··· EXTRACTED RECORDS
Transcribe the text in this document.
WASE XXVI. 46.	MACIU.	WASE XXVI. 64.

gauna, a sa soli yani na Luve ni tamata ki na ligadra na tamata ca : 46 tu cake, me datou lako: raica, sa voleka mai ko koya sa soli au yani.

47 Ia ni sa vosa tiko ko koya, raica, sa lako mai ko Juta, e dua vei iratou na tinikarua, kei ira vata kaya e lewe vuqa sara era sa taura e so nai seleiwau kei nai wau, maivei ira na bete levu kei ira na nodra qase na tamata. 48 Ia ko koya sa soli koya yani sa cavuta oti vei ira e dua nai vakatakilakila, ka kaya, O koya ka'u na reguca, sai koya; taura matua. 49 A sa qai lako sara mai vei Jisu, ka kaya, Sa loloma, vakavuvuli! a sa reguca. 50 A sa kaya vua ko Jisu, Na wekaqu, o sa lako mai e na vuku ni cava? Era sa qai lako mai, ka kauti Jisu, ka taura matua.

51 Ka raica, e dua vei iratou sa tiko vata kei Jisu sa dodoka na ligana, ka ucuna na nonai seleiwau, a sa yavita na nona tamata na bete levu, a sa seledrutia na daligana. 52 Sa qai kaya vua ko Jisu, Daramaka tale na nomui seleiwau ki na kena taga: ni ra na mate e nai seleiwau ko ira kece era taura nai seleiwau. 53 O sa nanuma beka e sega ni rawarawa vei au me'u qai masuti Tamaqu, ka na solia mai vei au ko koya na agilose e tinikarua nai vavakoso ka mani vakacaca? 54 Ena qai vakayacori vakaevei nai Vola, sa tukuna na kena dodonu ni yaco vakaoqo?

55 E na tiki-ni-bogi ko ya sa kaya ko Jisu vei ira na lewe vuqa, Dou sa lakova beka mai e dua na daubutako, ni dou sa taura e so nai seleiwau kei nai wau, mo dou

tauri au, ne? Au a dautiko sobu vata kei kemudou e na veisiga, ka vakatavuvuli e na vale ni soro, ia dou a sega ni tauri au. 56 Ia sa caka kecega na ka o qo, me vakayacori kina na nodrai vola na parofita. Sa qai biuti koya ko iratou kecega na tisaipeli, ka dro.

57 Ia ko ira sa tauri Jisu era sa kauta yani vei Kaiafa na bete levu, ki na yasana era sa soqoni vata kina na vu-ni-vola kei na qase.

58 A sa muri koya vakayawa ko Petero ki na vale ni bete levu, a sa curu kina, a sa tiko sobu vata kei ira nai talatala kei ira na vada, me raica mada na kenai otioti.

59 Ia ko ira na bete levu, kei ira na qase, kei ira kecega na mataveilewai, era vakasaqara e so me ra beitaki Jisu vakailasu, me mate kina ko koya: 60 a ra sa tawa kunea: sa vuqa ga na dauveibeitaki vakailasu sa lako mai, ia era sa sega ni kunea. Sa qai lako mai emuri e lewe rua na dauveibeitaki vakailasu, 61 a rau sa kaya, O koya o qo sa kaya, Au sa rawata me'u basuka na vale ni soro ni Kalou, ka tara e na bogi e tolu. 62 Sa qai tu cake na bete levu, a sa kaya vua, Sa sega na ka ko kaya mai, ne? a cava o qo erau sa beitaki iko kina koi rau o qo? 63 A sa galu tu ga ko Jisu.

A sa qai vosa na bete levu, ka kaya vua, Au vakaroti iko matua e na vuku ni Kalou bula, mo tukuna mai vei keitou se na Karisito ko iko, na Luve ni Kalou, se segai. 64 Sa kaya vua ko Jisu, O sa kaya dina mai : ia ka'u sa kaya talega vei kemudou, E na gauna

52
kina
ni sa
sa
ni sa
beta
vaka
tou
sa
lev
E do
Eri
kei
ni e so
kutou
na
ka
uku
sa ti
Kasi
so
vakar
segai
······
**SHORT EXERCISE**
Copy all the lines above that hold the string "Luve".

**ANSWER TO THIS PROBLEM**
gauna, a sa soli yani na Luve ni tamata ki na ligadra na tamata ca : 46 tu cake, me datou lako: raica, sa voleka mai ko koya sa soli au yani.
A sa qai vosa na bete levu, ka kaya vua, Au vakaroti iko matua e na vuku ni Kalou bula, mo tukuna mai vei keitou se na Karisito ko iko, na Luve ni Kalou, se segai. 64 Sa kaya vua ko Jisu, O sa kaya dina mai : ia ka'u sa kaya talega vei kemudou, E na gauna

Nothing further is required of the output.